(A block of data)
◇ ◇ ◇ ◇

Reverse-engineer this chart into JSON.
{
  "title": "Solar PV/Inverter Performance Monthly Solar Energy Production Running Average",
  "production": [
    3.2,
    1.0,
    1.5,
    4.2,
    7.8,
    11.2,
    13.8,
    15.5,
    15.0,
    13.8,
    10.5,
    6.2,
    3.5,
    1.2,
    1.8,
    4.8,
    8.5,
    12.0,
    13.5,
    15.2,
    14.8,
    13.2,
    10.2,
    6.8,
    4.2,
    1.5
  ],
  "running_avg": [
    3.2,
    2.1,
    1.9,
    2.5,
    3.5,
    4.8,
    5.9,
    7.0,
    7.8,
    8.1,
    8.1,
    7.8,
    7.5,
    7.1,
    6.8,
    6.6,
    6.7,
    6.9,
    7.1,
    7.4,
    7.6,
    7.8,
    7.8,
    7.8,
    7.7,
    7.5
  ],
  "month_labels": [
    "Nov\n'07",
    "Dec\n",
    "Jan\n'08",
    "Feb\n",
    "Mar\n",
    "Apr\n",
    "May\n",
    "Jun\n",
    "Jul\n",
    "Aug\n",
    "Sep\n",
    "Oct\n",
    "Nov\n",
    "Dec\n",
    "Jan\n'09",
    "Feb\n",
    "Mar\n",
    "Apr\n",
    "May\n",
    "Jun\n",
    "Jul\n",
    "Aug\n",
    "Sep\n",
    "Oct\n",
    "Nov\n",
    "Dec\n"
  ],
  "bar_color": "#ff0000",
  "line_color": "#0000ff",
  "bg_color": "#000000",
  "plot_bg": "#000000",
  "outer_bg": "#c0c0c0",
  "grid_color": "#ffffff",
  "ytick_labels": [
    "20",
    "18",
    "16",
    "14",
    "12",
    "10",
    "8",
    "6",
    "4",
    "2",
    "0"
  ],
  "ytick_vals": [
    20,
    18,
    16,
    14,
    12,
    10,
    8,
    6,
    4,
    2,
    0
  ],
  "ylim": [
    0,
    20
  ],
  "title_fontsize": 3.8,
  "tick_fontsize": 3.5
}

◇ ◇ ◇ ◇

• **The problem**
Give the records above again, word for word.

• **Final result**
Reverse-engineer this chart into JSON.
{
  "title": "Solar PV/Inverter Performance Monthly Solar Energy Production Running Average",
  "production": [
    3.2,
    1.0,
    1.5,
    4.2,
    7.8,
    11.2,
    13.8,
    15.5,
    15.0,
    13.8,
    10.5,
    6.2,
    3.5,
    1.2,
    1.8,
    4.8,
    8.5,
    12.0,
    13.5,
    15.2,
    14.8,
    13.2,
    10.2,
    6.8,
    4.2,
    1.5
  ],
  "running_avg": [
    3.2,
    2.1,
    1.9,
    2.5,
    3.5,
    4.8,
    5.9,
    7.0,
    7.8,
    8.1,
    8.1,
    7.8,
    7.5,
    7.1,
    6.8,
    6.6,
    6.7,
    6.9,
    7.1,
    7.4,
    7.6,
    7.8,
    7.8,
    7.8,
    7.7,
    7.5
  ],
  "month_labels": [
    "Nov\n'07",
    "Dec\n",
    "Jan\n'08",
    "Feb\n",
    "Mar\n",
    "Apr\n",
    "May\n",
    "Jun\n",
    "Jul\n",
    "Aug\n",
    "Sep\n",
    "Oct\n",
    "Nov\n",
    "Dec\n",
    "Jan\n'09",
    "Feb\n",
    "Mar\n",
    "Apr\n",
    "May\n",
    "Jun\n",
    "Jul\n",
    "Aug\n",
    "Sep\n",
    "Oct\n",
    "Nov\n",
    "Dec\n"
  ],
  "bar_color": "#ff0000",
  "line_color": "#0000ff",
  "bg_color": "#000000",
  "plot_bg": "#000000",
  "outer_bg": "#c0c0c0",
  "grid_color": "#ffffff",
  "ytick_labels": [
    "20",
    "18",
    "16",
    "14",
    "12",
    "10",
    "8",
    "6",
    "4",
    "2",
    "0"
  ],
  "ytick_vals": [
    20,
    18,
    16,
    14,
    12,
    10,
    8,
    6,
    4,
    2,
    0
  ],
  "ylim": [
    0,
    20
  ],
  "title_fontsize": 3.8,
  "tick_fontsize": 3.5
}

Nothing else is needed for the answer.